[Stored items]
- - -

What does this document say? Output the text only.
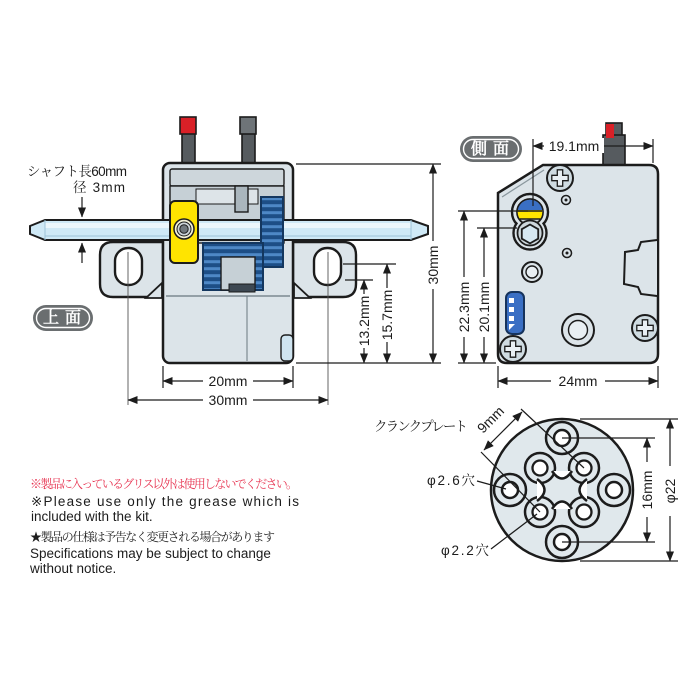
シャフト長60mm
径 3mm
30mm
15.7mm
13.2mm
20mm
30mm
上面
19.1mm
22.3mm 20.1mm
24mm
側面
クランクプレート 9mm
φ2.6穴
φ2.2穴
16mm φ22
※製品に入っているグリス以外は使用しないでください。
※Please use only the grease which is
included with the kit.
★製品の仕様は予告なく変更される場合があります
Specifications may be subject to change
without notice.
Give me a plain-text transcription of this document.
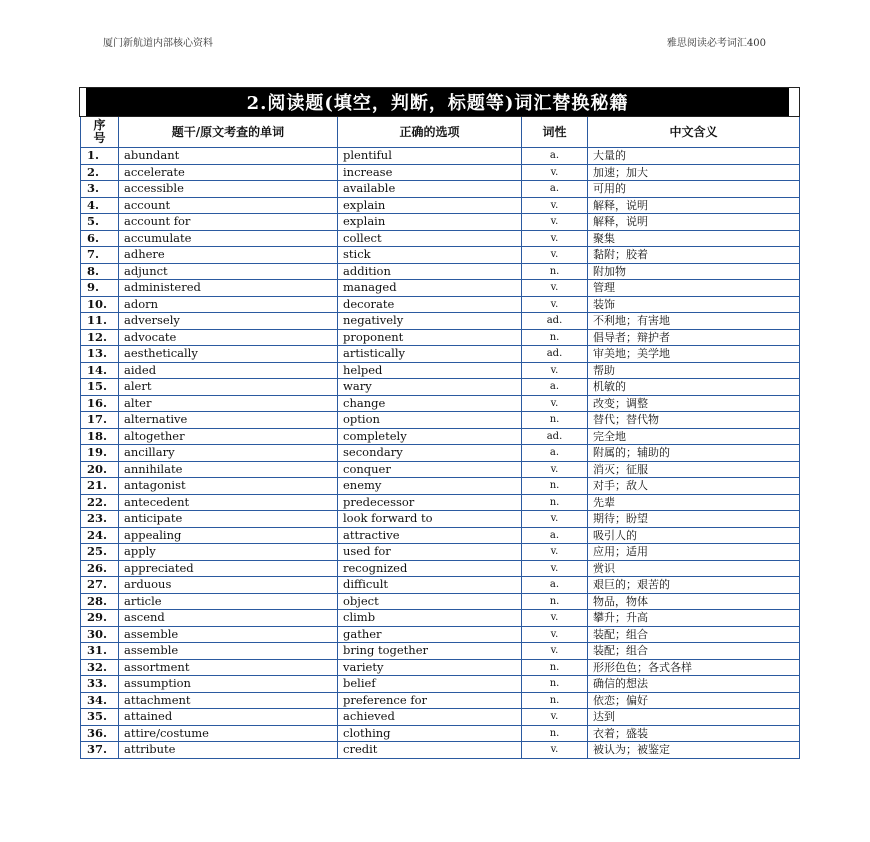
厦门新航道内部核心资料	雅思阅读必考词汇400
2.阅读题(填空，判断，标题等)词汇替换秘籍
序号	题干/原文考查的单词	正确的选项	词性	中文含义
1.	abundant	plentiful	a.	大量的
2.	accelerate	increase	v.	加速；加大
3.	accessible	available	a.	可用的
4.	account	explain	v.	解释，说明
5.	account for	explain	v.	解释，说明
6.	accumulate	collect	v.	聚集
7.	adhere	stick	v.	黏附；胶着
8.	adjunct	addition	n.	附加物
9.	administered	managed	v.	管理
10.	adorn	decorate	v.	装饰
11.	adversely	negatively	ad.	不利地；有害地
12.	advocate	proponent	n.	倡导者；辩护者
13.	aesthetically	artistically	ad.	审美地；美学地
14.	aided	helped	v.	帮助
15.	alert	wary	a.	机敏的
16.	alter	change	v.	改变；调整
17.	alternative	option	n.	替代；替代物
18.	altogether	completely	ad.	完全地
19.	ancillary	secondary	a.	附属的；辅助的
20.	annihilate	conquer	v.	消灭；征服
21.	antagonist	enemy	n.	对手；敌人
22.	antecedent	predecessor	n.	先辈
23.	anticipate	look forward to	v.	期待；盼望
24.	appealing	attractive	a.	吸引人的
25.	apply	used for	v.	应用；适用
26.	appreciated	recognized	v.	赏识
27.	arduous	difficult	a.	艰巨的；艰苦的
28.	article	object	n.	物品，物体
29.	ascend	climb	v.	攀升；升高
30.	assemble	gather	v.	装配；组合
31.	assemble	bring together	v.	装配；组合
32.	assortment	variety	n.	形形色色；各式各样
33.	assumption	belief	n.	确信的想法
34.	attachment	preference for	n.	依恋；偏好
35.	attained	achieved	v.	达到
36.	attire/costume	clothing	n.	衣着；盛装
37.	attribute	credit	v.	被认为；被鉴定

- - -

The task >> From the line containing "Give me a plain-text" through the last line of the material above, write out each line exactly, leaving aside all pictures.

Output of the exercise >>
Give me a plain-text transcription of this document.
厦门新航道内部核心资料	雅思阅读必考词汇400
2.阅读题(填空，判断，标题等)词汇替换秘籍
序号	题干/原文考查的单词	正确的选项	词性	中文含义
1.	abundant	plentiful	a.	大量的
2.	accelerate	increase	v.	加速；加大
3.	accessible	available	a.	可用的
4.	account	explain	v.	解释，说明
5.	account for	explain	v.	解释，说明
6.	accumulate	collect	v.	聚集
7.	adhere	stick	v.	黏附；胶着
8.	adjunct	addition	n.	附加物
9.	administered	managed	v.	管理
10.	adorn	decorate	v.	装饰
11.	adversely	negatively	ad.	不利地；有害地
12.	advocate	proponent	n.	倡导者；辩护者
13.	aesthetically	artistically	ad.	审美地；美学地
14.	aided	helped	v.	帮助
15.	alert	wary	a.	机敏的
16.	alter	change	v.	改变；调整
17.	alternative	option	n.	替代；替代物
18.	altogether	completely	ad.	完全地
19.	ancillary	secondary	a.	附属的；辅助的
20.	annihilate	conquer	v.	消灭；征服
21.	antagonist	enemy	n.	对手；敌人
22.	antecedent	predecessor	n.	先辈
23.	anticipate	look forward to	v.	期待；盼望
24.	appealing	attractive	a.	吸引人的
25.	apply	used for	v.	应用；适用
26.	appreciated	recognized	v.	赏识
27.	arduous	difficult	a.	艰巨的；艰苦的
28.	article	object	n.	物品，物体
29.	ascend	climb	v.	攀升；升高
30.	assemble	gather	v.	装配；组合
31.	assemble	bring together	v.	装配；组合
32.	assortment	variety	n.	形形色色；各式各样
33.	assumption	belief	n.	确信的想法
34.	attachment	preference for	n.	依恋；偏好
35.	attained	achieved	v.	达到
36.	attire/costume	clothing	n.	衣着；盛装
37.	attribute	credit	v.	被认为；被鉴定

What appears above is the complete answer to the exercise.